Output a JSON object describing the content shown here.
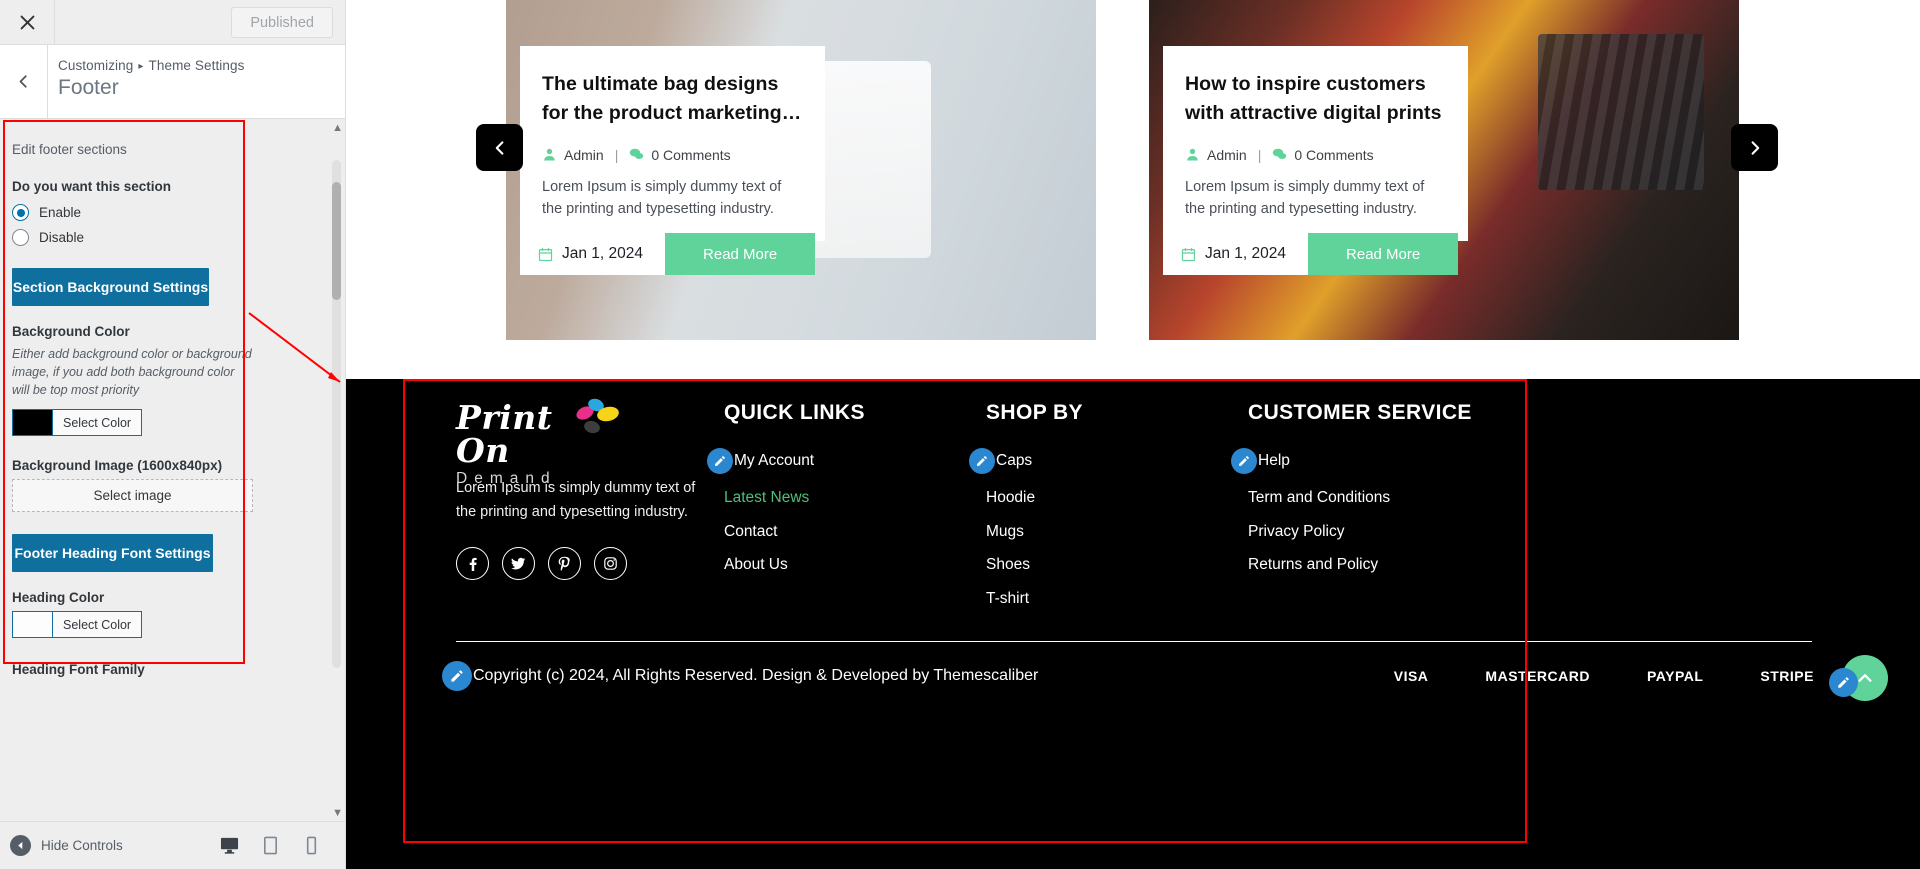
{
  "customizer": {
    "close_label": "Close",
    "published_label": "Published",
    "breadcrumb_root": "Customizing",
    "breadcrumb_sep": "▸",
    "breadcrumb_parent": "Theme Settings",
    "section_title": "Footer",
    "edit_sections_label": "Edit footer sections",
    "section_toggle": {
      "label": "Do you want this section",
      "options": [
        "Enable",
        "Disable"
      ],
      "selected": "Enable"
    },
    "section_bg_button": "Section Background Settings",
    "background_color": {
      "label": "Background Color",
      "description": "Either add background color or background image, if you add both background color will be top most priority",
      "button": "Select Color",
      "value": "#000000"
    },
    "background_image": {
      "label": "Background Image (1600x840px)",
      "button": "Select image"
    },
    "heading_font_button": "Footer Heading Font Settings",
    "heading_color": {
      "label": "Heading Color",
      "button": "Select Color",
      "value": "#ffffff"
    },
    "heading_font_family_label": "Heading Font Family",
    "hide_controls_label": "Hide Controls",
    "devices": [
      "desktop-icon",
      "tablet-icon",
      "mobile-icon"
    ],
    "accent_blue": "#0f6f9e",
    "highlight_red": "#ff0000"
  },
  "preview": {
    "blog_cards": [
      {
        "title": "The ultimate bag designs for the product marketing…",
        "author": "Admin",
        "comments": "0 Comments",
        "excerpt": "Lorem Ipsum is simply dummy text of the printing and typesetting industry.",
        "date": "Jan 1, 2024",
        "read_more": "Read More"
      },
      {
        "title": "How to inspire customers with attractive digital prints",
        "author": "Admin",
        "comments": "0 Comments",
        "excerpt": "Lorem Ipsum is simply dummy text of the printing and typesetting industry.",
        "date": "Jan 1, 2024",
        "read_more": "Read More"
      }
    ],
    "carousel": {
      "prev": "prev-arrow-icon",
      "next": "next-arrow-icon"
    },
    "footer": {
      "logo_script": "Print On",
      "logo_sub": "Demand",
      "about_text": "Lorem Ipsum is simply dummy text of the printing and typesetting industry.",
      "socials": [
        "facebook-icon",
        "twitter-icon",
        "pinterest-icon",
        "instagram-icon"
      ],
      "columns": [
        {
          "title": "QUICK LINKS",
          "links": [
            {
              "label": "My Account",
              "editable": true,
              "highlight": false
            },
            {
              "label": "Latest News",
              "editable": false,
              "highlight": true
            },
            {
              "label": "Contact",
              "editable": false,
              "highlight": false
            },
            {
              "label": "About Us",
              "editable": false,
              "highlight": false
            }
          ]
        },
        {
          "title": "SHOP BY",
          "links": [
            {
              "label": "Caps",
              "editable": true,
              "highlight": false
            },
            {
              "label": "Hoodie",
              "editable": false,
              "highlight": false
            },
            {
              "label": "Mugs",
              "editable": false,
              "highlight": false
            },
            {
              "label": "Shoes",
              "editable": false,
              "highlight": false
            },
            {
              "label": "T-shirt",
              "editable": false,
              "highlight": false
            }
          ]
        },
        {
          "title": "CUSTOMER SERVICE",
          "links": [
            {
              "label": "Help",
              "editable": true,
              "highlight": false
            },
            {
              "label": "Term and Conditions",
              "editable": false,
              "highlight": false
            },
            {
              "label": "Privacy Policy",
              "editable": false,
              "highlight": false
            },
            {
              "label": "Returns and Policy",
              "editable": false,
              "highlight": false
            }
          ]
        }
      ],
      "copyright": "Copyright (c) 2024, All Rights Reserved. Design & Developed by Themescaliber",
      "payments": [
        "VISA",
        "MASTERCARD",
        "PAYPAL",
        "STRIPE"
      ],
      "highlight_green": "#4fbf7a",
      "accent_green": "#5fd39a",
      "edit_badge_color": "#2b87cf"
    }
  }
}
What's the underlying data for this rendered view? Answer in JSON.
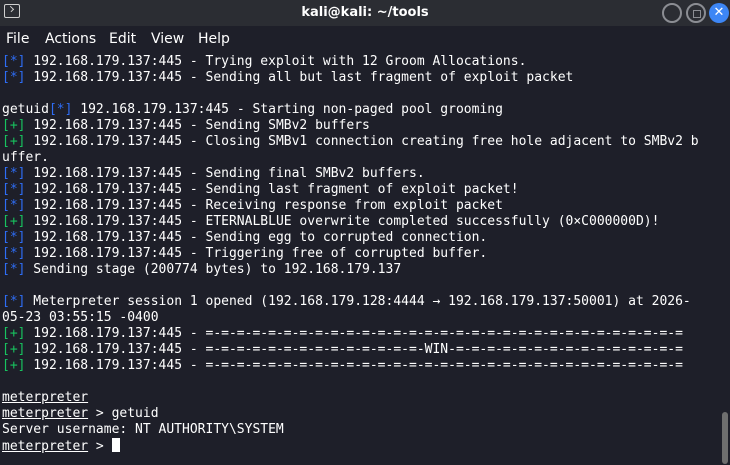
{
  "window": {
    "title": "kali@kali: ~/tools"
  },
  "menu": {
    "file": "File",
    "actions": "Actions",
    "edit": "Edit",
    "view": "View",
    "help": "Help"
  },
  "lines": [
    {
      "tag": "[*]",
      "color": "blue",
      "text": " 192.168.179.137:445 - Trying exploit with 12 Groom Allocations."
    },
    {
      "tag": "[*]",
      "color": "blue",
      "text": " 192.168.179.137:445 - Sending all but last fragment of exploit packet"
    },
    {
      "pre": "",
      "tag": "",
      "color": "",
      "text": ""
    },
    {
      "pre": "getuid",
      "tag": "[*]",
      "color": "blue",
      "text": " 192.168.179.137:445 - Starting non-paged pool grooming"
    },
    {
      "tag": "[+]",
      "color": "green",
      "text": " 192.168.179.137:445 - Sending SMBv2 buffers"
    },
    {
      "tag": "[+]",
      "color": "green",
      "text": " 192.168.179.137:445 - Closing SMBv1 connection creating free hole adjacent to SMBv2 b"
    },
    {
      "tag": "",
      "color": "",
      "text": "uffer."
    },
    {
      "tag": "[*]",
      "color": "blue",
      "text": " 192.168.179.137:445 - Sending final SMBv2 buffers."
    },
    {
      "tag": "[*]",
      "color": "blue",
      "text": " 192.168.179.137:445 - Sending last fragment of exploit packet!"
    },
    {
      "tag": "[*]",
      "color": "blue",
      "text": " 192.168.179.137:445 - Receiving response from exploit packet"
    },
    {
      "tag": "[+]",
      "color": "green",
      "text": " 192.168.179.137:445 - ETERNALBLUE overwrite completed successfully (0×C000000D)!"
    },
    {
      "tag": "[*]",
      "color": "blue",
      "text": " 192.168.179.137:445 - Sending egg to corrupted connection."
    },
    {
      "tag": "[*]",
      "color": "blue",
      "text": " 192.168.179.137:445 - Triggering free of corrupted buffer."
    },
    {
      "tag": "[*]",
      "color": "blue",
      "text": " Sending stage (200774 bytes) to 192.168.179.137"
    },
    {
      "tag": "",
      "color": "",
      "text": ""
    },
    {
      "tag": "[*]",
      "color": "blue",
      "text": " Meterpreter session 1 opened (192.168.179.128:4444 → 192.168.179.137:50001) at 2026-"
    },
    {
      "tag": "",
      "color": "",
      "text": "05-23 03:55:15 -0400"
    },
    {
      "tag": "[+]",
      "color": "green",
      "text": " 192.168.179.137:445 - =-=-=-=-=-=-=-=-=-=-=-=-=-=-=-=-=-=-=-=-=-=-=-=-=-=-=-=-=-=-="
    },
    {
      "tag": "[+]",
      "color": "green",
      "text": " 192.168.179.137:445 - =-=-=-=-=-=-=-=-=-=-=-=-=-=-WIN-=-=-=-=-=-=-=-=-=-=-=-=-=-=-="
    },
    {
      "tag": "[+]",
      "color": "green",
      "text": " 192.168.179.137:445 - =-=-=-=-=-=-=-=-=-=-=-=-=-=-=-=-=-=-=-=-=-=-=-=-=-=-=-=-=-=-="
    },
    {
      "tag": "",
      "color": "",
      "text": ""
    }
  ],
  "session": {
    "prompt": "meterpreter",
    "sep": " > ",
    "cmd": "getuid",
    "result": "Server username: NT AUTHORITY\\SYSTEM"
  }
}
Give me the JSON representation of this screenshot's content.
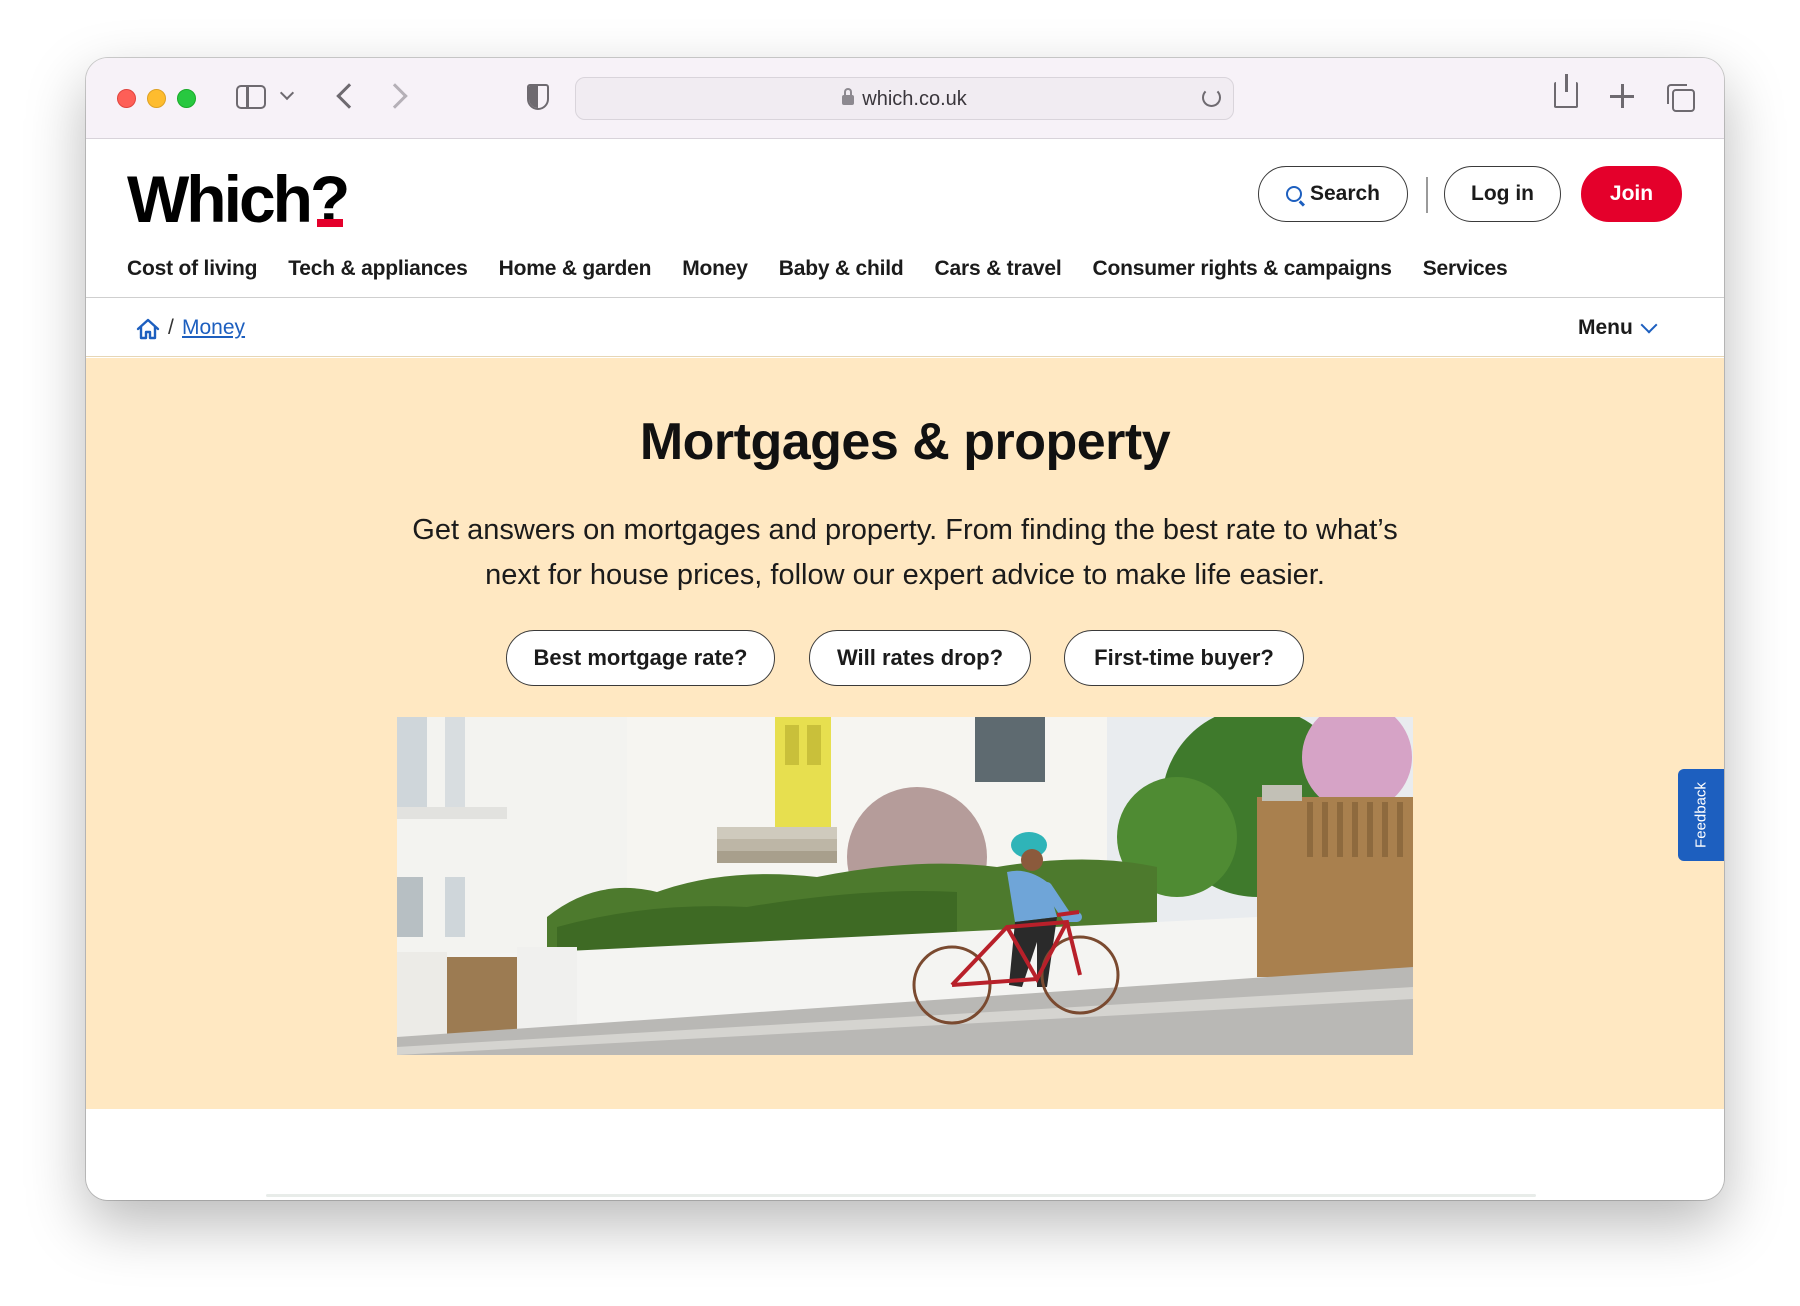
{
  "browser": {
    "url": "which.co.uk"
  },
  "header": {
    "logo": "Which?",
    "search_label": "Search",
    "login_label": "Log in",
    "join_label": "Join"
  },
  "nav": {
    "items": [
      "Cost of living",
      "Tech & appliances",
      "Home & garden",
      "Money",
      "Baby & child",
      "Cars & travel",
      "Consumer rights & campaigns",
      "Services"
    ]
  },
  "breadcrumb": {
    "separator": "/",
    "link": "Money",
    "menu_label": "Menu"
  },
  "hero": {
    "title": "Mortgages & property",
    "description": "Get answers on mortgages and property. From finding the best rate to what’s next for house prices, follow our expert advice to make life easier.",
    "chips": [
      "Best mortgage rate?",
      "Will rates drop?",
      "First-time buyer?"
    ]
  },
  "feedback_label": "Feedback",
  "colors": {
    "brand_red": "#e4002b",
    "link_blue": "#1d5fbf",
    "hero_bg": "#ffe8c2"
  }
}
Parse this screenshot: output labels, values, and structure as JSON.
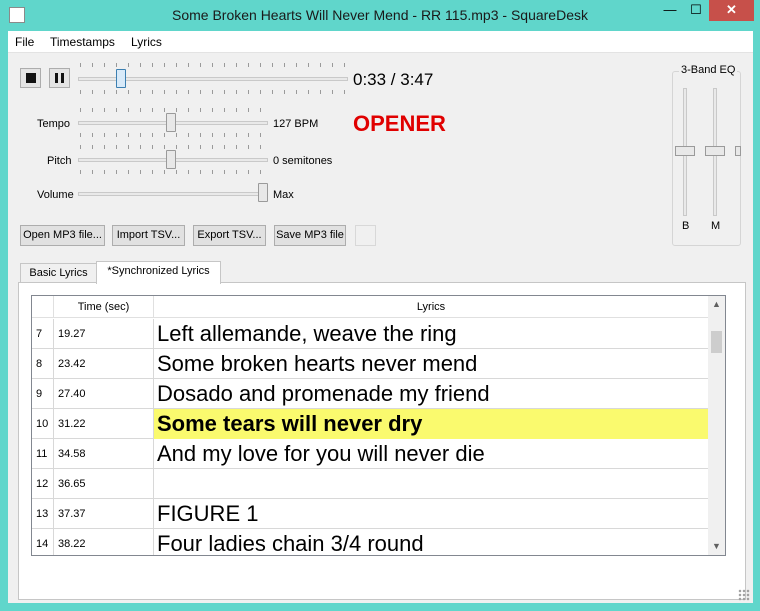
{
  "window": {
    "title": "Some Broken Hearts Will Never Mend - RR 115.mp3 - SquareDesk",
    "controls": {
      "minimize": "—",
      "maximize": "☐",
      "close": "✕"
    }
  },
  "menu": {
    "items": [
      "File",
      "Timestamps",
      "Lyrics"
    ]
  },
  "player": {
    "time_display": "0:33 / 3:47",
    "position_fraction": 0.145
  },
  "sliders": {
    "tempo": {
      "label": "Tempo",
      "value_text": "127 BPM",
      "fraction": 0.49
    },
    "pitch": {
      "label": "Pitch",
      "value_text": "0 semitones",
      "fraction": 0.49
    },
    "volume": {
      "label": "Volume",
      "value_text": "Max",
      "fraction": 1.0
    }
  },
  "section_label": "OPENER",
  "section_label_color": "#e00000",
  "buttons": {
    "open_mp3": "Open MP3 file...",
    "import_tsv": "Import TSV...",
    "export_tsv": "Export TSV...",
    "save_mp3": "Save MP3 file"
  },
  "eq": {
    "title": "3-Band EQ",
    "bands": [
      {
        "label": "B"
      },
      {
        "label": "M"
      }
    ]
  },
  "tabs": [
    {
      "label": "Basic Lyrics",
      "active": false
    },
    {
      "label": "*Synchronized Lyrics",
      "active": true
    }
  ],
  "table": {
    "headers": {
      "num": "",
      "time": "Time (sec)",
      "lyrics": "Lyrics"
    },
    "rows": [
      {
        "num": "7",
        "time": "19.27",
        "lyric": "Left allemande, weave the ring",
        "highlight": false
      },
      {
        "num": "8",
        "time": "23.42",
        "lyric": "Some broken hearts never mend",
        "highlight": false
      },
      {
        "num": "9",
        "time": "27.40",
        "lyric": "Dosado and promenade my friend",
        "highlight": false
      },
      {
        "num": "10",
        "time": "31.22",
        "lyric": "Some tears will never dry",
        "highlight": true
      },
      {
        "num": "11",
        "time": "34.58",
        "lyric": "And my love for you will never die",
        "highlight": false
      },
      {
        "num": "12",
        "time": "36.65",
        "lyric": "",
        "highlight": false
      },
      {
        "num": "13",
        "time": "37.37",
        "lyric": "FIGURE 1",
        "highlight": false
      },
      {
        "num": "14",
        "time": "38.22",
        "lyric": "Four ladies chain 3/4 round",
        "highlight": false
      }
    ],
    "highlight_color": "#fafa6e"
  }
}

::::

AIM OF THE EXERCISE
In the entries above, find every line with the word "next" and list it.

EXERCISE ANSWER
      "next": "next-arrow-icon"
    "description": "Get answers on mortgages and property. From finding the best rate to what’s next for house prices, follow our expert advice to make life easier.",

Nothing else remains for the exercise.